- [Structured figure records]:
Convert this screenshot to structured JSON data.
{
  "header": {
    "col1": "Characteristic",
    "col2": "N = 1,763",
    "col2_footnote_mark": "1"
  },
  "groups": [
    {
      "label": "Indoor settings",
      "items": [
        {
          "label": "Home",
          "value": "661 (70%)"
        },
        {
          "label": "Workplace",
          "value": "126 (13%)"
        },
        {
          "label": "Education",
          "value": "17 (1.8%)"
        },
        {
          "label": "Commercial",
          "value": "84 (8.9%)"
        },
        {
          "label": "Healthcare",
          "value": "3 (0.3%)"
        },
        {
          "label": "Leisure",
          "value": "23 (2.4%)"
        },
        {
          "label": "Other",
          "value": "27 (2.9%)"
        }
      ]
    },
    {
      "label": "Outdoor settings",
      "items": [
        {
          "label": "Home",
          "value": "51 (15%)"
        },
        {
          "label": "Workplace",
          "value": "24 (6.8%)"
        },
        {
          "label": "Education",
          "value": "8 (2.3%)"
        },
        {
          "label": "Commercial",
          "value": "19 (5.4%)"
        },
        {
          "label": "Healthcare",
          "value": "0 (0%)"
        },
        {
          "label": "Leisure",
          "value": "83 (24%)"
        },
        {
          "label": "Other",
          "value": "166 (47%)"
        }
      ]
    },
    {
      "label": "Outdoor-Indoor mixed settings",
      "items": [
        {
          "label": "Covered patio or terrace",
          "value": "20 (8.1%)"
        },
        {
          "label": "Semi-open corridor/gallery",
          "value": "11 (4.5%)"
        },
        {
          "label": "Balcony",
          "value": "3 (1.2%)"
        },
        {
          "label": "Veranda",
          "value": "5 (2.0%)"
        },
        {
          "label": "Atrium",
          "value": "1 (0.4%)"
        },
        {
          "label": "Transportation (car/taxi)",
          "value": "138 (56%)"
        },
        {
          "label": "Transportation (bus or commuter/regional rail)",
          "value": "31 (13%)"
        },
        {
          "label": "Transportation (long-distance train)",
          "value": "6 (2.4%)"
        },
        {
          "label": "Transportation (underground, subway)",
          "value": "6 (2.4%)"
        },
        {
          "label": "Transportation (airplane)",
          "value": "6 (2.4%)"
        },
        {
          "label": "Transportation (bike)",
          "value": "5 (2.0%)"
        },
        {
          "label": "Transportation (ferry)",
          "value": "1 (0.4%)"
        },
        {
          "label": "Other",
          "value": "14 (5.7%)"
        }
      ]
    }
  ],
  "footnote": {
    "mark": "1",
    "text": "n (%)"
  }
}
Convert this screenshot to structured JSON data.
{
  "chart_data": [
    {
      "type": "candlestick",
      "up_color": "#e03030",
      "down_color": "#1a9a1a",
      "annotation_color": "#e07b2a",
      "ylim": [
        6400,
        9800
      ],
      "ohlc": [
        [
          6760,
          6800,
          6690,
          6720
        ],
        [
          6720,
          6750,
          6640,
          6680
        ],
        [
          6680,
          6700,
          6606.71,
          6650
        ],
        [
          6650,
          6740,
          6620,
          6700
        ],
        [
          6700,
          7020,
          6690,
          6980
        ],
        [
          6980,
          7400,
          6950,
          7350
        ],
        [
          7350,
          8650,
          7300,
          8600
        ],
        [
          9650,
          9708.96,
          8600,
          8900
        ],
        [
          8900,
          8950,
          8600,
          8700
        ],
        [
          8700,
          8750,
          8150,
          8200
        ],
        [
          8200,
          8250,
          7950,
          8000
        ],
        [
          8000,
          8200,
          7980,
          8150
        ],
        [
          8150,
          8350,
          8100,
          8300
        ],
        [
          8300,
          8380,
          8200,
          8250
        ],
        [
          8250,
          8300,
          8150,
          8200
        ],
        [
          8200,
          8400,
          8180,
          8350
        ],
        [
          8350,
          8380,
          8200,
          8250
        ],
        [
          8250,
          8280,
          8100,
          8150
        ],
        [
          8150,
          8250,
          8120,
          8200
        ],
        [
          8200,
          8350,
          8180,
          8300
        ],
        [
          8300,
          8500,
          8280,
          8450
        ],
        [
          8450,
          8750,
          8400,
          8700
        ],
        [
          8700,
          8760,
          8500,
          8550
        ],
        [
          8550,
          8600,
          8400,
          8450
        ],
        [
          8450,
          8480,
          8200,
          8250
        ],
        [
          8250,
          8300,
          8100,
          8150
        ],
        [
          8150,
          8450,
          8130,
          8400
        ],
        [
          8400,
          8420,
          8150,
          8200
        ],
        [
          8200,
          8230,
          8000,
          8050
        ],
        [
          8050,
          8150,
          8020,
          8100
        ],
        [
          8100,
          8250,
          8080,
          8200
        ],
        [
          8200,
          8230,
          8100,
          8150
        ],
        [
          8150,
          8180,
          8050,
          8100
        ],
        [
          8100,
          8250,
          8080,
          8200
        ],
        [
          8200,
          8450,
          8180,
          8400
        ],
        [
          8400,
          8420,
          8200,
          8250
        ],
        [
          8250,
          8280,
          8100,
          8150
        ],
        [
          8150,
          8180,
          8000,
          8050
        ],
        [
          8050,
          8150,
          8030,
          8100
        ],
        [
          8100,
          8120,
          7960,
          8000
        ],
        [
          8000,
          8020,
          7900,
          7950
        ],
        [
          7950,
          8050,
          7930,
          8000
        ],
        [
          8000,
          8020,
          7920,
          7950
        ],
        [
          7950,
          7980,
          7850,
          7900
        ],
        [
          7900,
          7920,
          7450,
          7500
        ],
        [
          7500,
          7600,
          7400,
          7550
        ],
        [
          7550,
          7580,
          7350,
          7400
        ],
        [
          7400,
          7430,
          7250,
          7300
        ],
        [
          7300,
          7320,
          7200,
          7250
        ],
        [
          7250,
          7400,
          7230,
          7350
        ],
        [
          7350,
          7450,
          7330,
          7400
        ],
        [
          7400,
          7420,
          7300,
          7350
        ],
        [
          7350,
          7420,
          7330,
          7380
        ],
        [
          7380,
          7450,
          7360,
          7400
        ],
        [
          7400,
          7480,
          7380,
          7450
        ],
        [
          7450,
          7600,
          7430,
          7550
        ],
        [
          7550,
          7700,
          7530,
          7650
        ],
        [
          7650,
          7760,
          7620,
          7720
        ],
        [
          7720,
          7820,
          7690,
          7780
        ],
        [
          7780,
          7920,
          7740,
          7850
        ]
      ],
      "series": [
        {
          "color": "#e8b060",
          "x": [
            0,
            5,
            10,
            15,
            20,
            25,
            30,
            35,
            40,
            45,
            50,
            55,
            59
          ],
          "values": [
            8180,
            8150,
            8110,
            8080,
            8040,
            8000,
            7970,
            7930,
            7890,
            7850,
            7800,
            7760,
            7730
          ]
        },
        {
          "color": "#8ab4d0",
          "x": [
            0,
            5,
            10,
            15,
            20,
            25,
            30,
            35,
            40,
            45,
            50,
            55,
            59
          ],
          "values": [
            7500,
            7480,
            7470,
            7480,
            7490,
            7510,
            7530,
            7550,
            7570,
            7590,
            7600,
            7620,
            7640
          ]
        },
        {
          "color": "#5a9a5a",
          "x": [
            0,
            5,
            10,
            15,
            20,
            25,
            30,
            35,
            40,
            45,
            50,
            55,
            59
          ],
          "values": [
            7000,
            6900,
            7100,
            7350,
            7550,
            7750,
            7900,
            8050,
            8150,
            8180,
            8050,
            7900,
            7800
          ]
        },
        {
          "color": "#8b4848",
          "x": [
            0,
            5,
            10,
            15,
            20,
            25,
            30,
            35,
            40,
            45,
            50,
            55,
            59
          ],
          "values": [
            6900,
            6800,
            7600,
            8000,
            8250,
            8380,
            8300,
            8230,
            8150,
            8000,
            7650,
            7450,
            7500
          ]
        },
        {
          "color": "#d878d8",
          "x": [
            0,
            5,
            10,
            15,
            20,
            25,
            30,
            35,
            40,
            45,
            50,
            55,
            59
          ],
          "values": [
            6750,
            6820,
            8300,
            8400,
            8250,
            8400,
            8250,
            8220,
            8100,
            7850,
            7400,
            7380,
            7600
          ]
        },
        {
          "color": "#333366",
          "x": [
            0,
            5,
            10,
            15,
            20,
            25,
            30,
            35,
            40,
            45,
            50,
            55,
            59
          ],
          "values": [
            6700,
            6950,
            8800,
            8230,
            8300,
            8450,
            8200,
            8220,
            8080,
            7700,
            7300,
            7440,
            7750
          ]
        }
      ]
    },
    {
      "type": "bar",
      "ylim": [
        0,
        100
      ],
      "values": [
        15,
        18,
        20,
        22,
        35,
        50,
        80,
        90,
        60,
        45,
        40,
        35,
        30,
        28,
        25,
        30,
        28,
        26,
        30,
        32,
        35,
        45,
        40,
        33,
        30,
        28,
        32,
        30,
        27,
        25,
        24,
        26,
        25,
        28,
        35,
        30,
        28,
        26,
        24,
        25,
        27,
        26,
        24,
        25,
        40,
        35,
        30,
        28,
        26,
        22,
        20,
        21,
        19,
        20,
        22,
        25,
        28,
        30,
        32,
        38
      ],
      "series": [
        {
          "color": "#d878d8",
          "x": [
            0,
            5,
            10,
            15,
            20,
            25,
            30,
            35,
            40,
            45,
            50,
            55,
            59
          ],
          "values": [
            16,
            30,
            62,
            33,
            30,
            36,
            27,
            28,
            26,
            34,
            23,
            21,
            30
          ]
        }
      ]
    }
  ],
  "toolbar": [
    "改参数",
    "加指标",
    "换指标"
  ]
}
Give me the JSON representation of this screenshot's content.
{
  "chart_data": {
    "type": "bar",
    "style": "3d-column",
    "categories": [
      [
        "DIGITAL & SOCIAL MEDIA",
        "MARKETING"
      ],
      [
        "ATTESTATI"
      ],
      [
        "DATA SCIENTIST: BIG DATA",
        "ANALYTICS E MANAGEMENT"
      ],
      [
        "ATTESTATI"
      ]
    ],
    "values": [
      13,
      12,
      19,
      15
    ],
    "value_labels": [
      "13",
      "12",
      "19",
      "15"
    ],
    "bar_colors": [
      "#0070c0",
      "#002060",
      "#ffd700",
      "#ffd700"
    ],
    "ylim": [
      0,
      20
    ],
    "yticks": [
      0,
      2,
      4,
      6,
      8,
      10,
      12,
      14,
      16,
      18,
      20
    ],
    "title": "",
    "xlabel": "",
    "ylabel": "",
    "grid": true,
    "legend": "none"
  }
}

- [STATED GOAL]: In the records shown above, how many lines include the word "Outdoor"? Answer with the number only.

- [ANSWER TO THE PROBLEM]: 2